Collection entries:
------------------------------------
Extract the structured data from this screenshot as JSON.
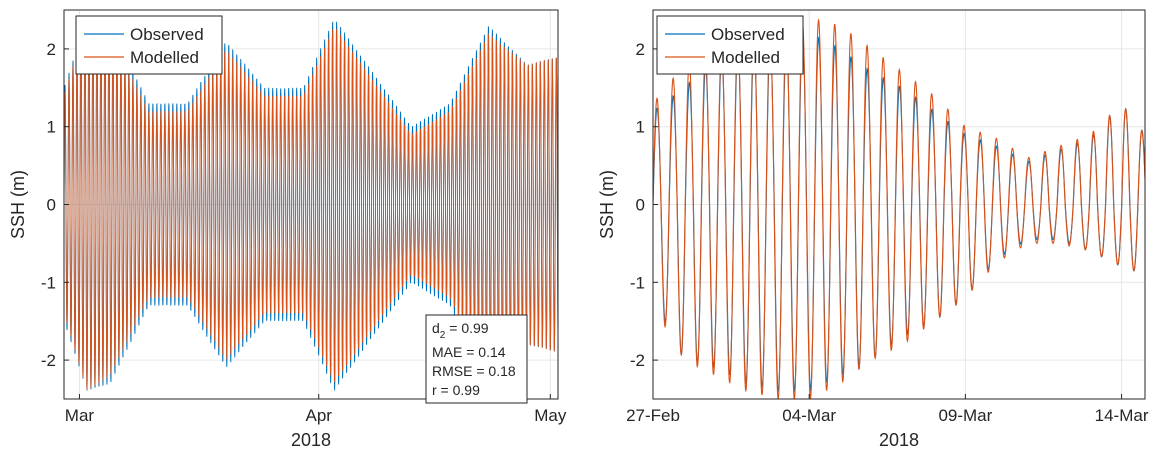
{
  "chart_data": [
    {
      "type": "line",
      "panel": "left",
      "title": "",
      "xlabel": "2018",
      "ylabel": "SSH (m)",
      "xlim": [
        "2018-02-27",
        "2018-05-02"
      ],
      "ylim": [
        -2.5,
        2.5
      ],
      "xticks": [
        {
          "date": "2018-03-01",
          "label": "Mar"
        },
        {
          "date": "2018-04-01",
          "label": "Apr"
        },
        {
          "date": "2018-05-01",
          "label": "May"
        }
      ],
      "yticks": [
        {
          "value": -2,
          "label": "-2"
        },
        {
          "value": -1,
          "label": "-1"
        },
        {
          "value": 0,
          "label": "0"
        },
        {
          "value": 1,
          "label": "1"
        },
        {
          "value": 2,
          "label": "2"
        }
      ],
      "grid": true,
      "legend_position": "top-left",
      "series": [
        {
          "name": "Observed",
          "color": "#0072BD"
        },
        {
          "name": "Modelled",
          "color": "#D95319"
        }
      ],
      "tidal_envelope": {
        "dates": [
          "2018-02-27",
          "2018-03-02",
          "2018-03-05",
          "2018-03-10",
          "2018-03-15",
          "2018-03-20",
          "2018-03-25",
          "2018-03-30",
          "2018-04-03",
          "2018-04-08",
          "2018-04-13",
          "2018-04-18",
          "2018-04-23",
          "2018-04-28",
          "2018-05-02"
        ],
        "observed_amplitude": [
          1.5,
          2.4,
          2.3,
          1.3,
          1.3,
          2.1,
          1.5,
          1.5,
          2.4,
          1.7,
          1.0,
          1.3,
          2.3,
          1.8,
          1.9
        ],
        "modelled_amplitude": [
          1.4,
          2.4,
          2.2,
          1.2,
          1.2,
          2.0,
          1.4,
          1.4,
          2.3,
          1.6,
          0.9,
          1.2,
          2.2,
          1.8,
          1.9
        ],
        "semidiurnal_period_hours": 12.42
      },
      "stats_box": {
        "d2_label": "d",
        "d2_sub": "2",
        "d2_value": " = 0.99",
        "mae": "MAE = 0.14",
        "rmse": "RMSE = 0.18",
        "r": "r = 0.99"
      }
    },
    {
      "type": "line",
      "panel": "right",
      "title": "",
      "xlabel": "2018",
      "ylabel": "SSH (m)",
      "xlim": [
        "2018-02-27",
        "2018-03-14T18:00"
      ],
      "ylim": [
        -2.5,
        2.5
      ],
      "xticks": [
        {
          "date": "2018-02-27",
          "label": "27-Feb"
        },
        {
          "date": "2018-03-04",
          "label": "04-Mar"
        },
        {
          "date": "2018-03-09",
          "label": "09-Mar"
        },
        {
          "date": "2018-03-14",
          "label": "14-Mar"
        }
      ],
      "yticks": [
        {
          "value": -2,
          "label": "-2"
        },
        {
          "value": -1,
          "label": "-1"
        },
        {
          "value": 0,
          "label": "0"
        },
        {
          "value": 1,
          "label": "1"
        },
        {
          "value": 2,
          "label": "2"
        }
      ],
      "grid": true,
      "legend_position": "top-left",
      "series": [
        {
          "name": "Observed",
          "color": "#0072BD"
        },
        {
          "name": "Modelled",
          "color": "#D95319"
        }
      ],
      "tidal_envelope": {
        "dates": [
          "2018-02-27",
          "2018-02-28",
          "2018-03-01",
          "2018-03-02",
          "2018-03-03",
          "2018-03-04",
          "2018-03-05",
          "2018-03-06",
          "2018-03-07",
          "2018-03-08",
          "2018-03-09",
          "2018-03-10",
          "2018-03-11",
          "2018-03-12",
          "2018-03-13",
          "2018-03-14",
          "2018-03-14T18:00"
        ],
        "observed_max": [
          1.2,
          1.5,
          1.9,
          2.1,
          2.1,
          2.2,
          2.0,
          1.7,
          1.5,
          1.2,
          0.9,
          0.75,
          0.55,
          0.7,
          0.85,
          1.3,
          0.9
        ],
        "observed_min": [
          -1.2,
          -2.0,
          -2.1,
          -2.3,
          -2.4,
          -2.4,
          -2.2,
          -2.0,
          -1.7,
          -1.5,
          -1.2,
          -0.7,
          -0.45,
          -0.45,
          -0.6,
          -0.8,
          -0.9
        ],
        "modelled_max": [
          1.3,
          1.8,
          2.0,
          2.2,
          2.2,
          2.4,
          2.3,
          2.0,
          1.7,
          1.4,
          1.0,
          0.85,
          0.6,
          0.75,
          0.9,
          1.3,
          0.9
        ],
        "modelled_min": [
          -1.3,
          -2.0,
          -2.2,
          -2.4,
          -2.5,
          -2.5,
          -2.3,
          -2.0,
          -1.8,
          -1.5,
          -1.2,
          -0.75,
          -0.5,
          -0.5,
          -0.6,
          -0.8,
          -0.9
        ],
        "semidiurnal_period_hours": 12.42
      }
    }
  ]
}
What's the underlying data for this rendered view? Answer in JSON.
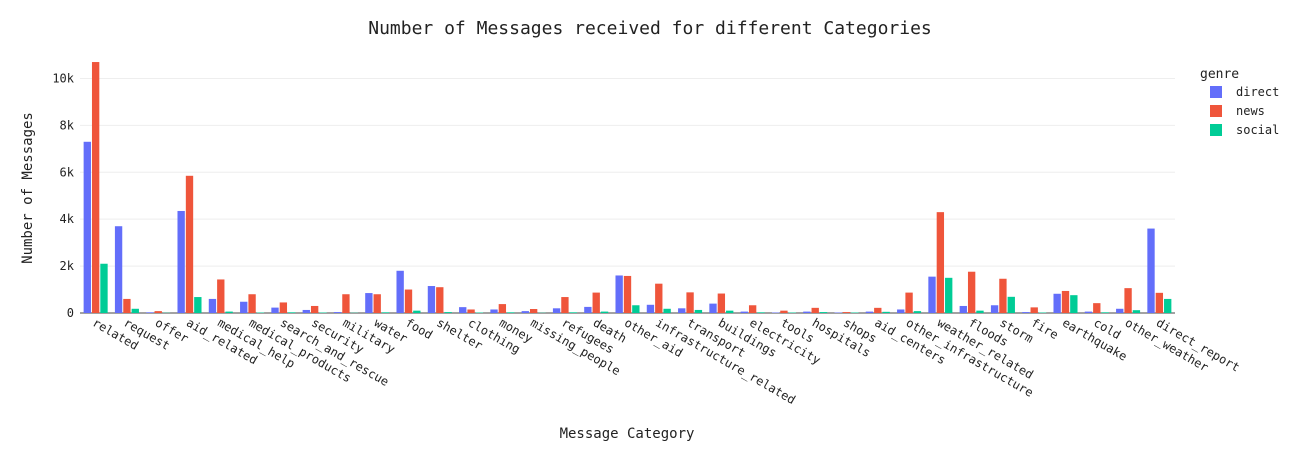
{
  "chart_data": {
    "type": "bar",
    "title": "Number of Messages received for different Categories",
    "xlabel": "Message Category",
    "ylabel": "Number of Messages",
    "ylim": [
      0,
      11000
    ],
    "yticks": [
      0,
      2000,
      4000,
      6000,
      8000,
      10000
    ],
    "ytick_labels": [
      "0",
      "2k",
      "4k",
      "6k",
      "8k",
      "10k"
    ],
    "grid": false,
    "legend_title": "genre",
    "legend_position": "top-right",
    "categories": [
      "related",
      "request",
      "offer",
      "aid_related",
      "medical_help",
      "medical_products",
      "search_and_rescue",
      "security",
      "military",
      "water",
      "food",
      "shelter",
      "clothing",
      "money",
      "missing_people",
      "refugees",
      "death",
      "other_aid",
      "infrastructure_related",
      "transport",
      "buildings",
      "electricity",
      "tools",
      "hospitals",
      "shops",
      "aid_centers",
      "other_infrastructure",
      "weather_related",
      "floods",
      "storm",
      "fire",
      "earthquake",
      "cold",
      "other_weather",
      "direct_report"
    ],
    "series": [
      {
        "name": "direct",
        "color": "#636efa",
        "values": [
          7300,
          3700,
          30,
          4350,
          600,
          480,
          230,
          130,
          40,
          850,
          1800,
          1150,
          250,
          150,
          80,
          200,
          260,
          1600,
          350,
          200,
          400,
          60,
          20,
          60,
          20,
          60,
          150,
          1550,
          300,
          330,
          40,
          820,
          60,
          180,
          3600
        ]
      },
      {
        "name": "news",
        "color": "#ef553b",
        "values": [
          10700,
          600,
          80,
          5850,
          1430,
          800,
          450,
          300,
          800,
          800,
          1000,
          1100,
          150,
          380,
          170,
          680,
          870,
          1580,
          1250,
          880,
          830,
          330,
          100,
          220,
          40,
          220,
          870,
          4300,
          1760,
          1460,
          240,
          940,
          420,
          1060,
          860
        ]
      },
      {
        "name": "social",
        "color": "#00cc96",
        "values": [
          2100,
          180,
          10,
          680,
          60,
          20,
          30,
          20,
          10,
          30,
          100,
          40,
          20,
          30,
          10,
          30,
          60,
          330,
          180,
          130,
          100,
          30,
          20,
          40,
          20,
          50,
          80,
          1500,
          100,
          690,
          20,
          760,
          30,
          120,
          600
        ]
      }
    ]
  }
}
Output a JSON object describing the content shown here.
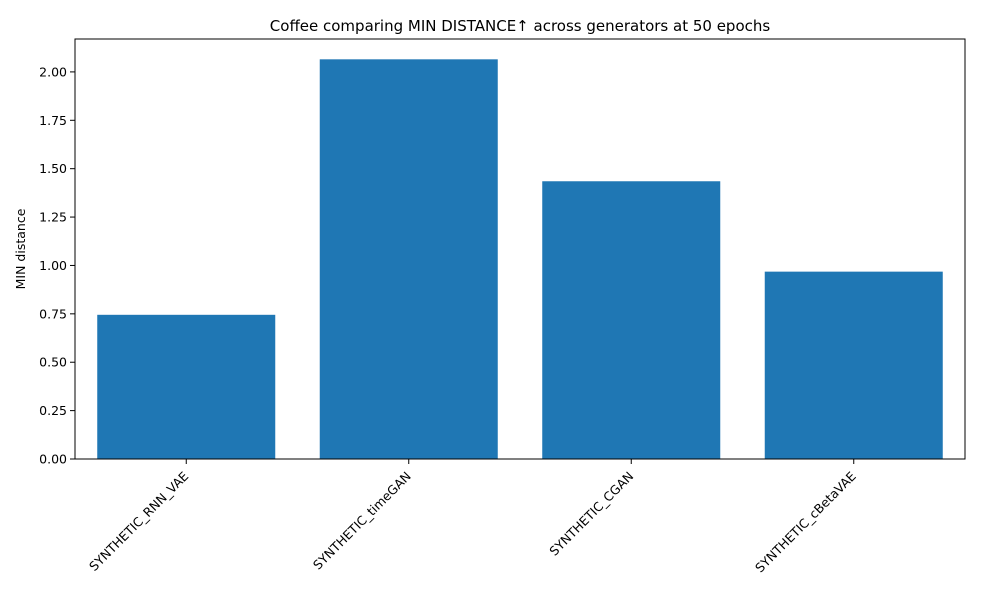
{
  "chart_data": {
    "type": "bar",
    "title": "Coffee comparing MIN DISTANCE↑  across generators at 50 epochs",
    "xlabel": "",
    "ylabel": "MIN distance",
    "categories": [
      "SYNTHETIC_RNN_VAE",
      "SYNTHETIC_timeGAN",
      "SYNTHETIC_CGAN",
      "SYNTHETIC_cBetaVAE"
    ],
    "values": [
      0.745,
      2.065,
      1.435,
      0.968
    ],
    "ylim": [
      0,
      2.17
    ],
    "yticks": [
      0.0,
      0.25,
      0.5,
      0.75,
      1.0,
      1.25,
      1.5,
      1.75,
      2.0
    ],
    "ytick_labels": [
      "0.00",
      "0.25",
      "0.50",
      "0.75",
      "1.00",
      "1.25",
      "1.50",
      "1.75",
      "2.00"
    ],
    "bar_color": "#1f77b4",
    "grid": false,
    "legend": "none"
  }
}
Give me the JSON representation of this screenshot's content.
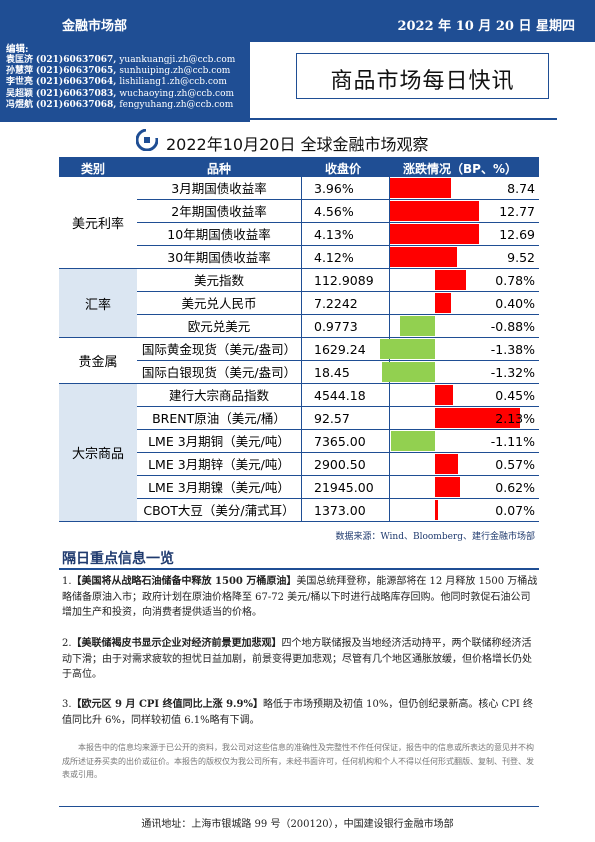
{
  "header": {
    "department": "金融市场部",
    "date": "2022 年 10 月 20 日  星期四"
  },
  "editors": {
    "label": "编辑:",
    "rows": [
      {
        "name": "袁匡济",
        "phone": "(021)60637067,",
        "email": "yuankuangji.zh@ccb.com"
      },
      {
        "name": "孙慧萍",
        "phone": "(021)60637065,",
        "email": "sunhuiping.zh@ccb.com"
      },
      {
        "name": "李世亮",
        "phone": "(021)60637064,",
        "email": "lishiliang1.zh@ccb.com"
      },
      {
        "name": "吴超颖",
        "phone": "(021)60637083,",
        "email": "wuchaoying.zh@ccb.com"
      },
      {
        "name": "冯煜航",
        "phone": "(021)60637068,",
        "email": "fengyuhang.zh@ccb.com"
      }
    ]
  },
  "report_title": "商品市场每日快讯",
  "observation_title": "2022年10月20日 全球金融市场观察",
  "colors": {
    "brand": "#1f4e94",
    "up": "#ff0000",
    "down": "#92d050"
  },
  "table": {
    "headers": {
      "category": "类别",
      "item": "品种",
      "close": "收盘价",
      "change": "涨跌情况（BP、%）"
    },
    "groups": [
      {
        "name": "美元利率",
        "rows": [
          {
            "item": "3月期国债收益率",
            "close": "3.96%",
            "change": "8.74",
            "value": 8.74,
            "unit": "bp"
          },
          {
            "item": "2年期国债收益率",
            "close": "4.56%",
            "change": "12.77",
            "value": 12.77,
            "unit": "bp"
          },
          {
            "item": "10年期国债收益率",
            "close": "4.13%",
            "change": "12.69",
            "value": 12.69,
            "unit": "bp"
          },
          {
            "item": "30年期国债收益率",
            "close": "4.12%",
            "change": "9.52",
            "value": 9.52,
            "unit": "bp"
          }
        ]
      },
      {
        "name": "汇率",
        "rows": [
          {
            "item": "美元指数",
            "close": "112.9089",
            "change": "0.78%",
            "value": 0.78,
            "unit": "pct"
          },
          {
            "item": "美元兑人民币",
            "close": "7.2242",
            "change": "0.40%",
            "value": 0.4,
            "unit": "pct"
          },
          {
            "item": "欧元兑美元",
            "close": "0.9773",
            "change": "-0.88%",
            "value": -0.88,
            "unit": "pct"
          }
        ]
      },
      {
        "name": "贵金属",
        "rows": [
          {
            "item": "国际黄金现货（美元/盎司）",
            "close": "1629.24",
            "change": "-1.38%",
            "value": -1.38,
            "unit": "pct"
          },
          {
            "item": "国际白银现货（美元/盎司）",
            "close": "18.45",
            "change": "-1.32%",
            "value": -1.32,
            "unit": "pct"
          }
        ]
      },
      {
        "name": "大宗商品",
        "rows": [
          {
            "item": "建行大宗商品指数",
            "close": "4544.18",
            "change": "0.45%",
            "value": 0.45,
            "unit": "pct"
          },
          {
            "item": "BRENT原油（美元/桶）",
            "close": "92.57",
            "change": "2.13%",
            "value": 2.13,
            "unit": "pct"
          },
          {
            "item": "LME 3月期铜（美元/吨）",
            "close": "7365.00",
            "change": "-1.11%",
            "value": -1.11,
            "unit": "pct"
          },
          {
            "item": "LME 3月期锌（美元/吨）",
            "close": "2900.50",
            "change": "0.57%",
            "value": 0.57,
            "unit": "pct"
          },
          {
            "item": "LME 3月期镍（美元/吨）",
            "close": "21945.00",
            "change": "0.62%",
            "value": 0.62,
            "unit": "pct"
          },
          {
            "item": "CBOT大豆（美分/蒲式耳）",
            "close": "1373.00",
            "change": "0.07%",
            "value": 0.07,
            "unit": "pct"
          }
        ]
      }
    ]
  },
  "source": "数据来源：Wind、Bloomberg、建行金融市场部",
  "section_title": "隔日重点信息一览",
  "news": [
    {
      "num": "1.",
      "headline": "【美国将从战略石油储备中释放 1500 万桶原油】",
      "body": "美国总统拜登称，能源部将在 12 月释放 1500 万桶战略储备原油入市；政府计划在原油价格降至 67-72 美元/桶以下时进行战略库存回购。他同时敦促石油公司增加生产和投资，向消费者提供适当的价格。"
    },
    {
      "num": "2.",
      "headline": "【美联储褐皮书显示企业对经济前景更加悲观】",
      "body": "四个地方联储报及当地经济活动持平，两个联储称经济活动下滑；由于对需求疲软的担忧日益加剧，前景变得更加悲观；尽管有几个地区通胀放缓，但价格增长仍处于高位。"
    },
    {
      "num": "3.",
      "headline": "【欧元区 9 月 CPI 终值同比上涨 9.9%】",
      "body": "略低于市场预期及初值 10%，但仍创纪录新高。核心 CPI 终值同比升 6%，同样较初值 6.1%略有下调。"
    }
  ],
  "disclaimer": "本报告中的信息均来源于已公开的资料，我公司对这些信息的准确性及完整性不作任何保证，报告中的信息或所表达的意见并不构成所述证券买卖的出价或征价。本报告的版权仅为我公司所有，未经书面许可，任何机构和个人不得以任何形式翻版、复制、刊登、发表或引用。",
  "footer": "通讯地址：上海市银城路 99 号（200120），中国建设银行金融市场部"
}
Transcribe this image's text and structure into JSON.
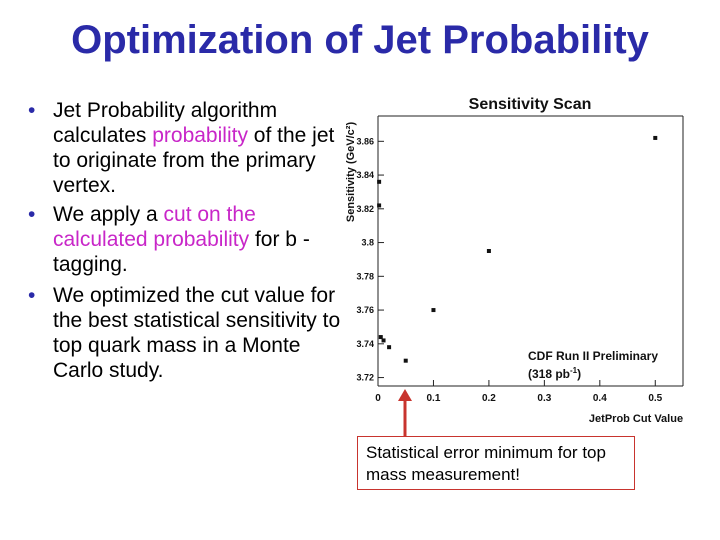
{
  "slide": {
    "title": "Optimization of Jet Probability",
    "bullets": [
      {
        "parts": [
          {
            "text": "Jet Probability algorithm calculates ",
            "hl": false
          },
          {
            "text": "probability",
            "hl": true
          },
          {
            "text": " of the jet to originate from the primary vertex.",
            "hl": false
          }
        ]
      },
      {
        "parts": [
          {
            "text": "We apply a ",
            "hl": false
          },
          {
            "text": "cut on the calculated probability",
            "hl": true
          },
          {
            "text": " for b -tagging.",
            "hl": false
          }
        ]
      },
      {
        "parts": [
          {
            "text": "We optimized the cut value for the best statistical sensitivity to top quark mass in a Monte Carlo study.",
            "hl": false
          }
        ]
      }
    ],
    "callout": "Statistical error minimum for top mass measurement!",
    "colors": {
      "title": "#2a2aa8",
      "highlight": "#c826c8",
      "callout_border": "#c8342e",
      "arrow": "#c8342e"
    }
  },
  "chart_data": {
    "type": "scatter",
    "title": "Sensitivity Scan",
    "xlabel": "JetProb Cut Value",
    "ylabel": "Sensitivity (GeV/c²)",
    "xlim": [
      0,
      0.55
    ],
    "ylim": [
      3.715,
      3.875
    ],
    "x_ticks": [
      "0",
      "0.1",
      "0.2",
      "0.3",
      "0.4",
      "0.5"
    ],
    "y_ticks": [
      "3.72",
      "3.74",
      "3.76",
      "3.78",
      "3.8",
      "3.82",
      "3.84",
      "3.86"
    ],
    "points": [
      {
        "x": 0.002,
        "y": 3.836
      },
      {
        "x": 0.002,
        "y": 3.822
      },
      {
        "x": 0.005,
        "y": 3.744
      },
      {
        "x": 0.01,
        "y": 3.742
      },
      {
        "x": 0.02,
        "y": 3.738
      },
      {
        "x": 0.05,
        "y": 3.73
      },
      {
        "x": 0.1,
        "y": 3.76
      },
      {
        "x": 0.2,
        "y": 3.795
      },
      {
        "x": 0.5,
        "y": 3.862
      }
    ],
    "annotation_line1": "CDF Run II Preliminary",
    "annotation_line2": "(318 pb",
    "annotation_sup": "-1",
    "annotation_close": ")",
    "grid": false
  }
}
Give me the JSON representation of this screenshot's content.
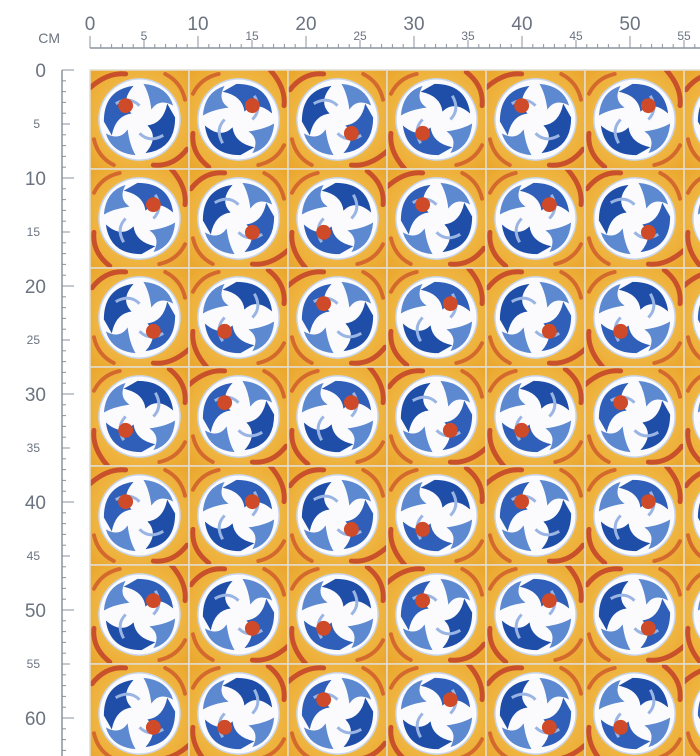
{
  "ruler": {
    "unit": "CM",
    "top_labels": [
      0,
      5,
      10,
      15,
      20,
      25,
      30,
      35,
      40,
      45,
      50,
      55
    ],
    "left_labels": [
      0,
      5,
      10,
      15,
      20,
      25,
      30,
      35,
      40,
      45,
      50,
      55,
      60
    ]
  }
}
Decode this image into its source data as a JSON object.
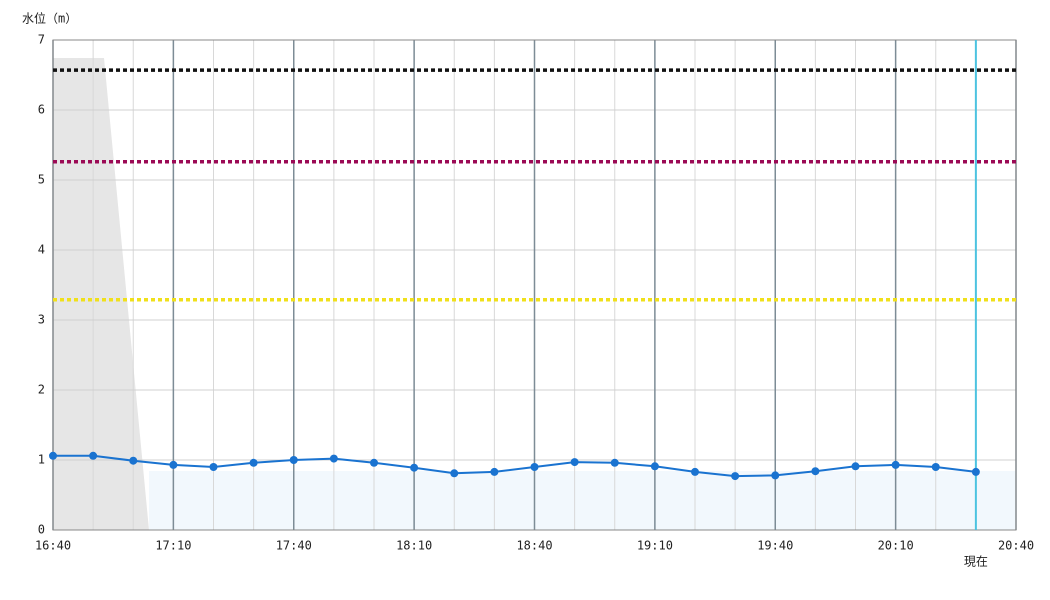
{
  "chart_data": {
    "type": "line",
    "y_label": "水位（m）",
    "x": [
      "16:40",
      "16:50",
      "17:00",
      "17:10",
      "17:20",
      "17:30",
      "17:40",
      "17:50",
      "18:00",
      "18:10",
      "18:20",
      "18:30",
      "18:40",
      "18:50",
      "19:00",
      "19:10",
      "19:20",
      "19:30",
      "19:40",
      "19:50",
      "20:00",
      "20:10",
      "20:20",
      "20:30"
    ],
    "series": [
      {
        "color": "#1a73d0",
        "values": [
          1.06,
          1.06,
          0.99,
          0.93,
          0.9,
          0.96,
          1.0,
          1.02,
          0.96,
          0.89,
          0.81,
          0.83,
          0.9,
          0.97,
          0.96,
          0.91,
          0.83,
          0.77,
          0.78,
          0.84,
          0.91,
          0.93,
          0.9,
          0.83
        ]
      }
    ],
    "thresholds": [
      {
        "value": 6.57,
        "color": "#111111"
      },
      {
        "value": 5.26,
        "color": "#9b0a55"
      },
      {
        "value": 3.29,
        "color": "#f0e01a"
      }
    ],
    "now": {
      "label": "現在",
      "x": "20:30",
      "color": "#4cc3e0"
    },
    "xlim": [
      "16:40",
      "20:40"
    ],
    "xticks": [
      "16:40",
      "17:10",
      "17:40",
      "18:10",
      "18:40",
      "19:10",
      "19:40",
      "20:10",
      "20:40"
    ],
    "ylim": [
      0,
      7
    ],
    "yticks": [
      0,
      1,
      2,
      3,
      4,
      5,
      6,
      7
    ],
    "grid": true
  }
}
------------------------------------
_Exercise_:
Some lines of the records may hold the word "from". How many do? Answer with a number and nothing else.

_The answer_:
2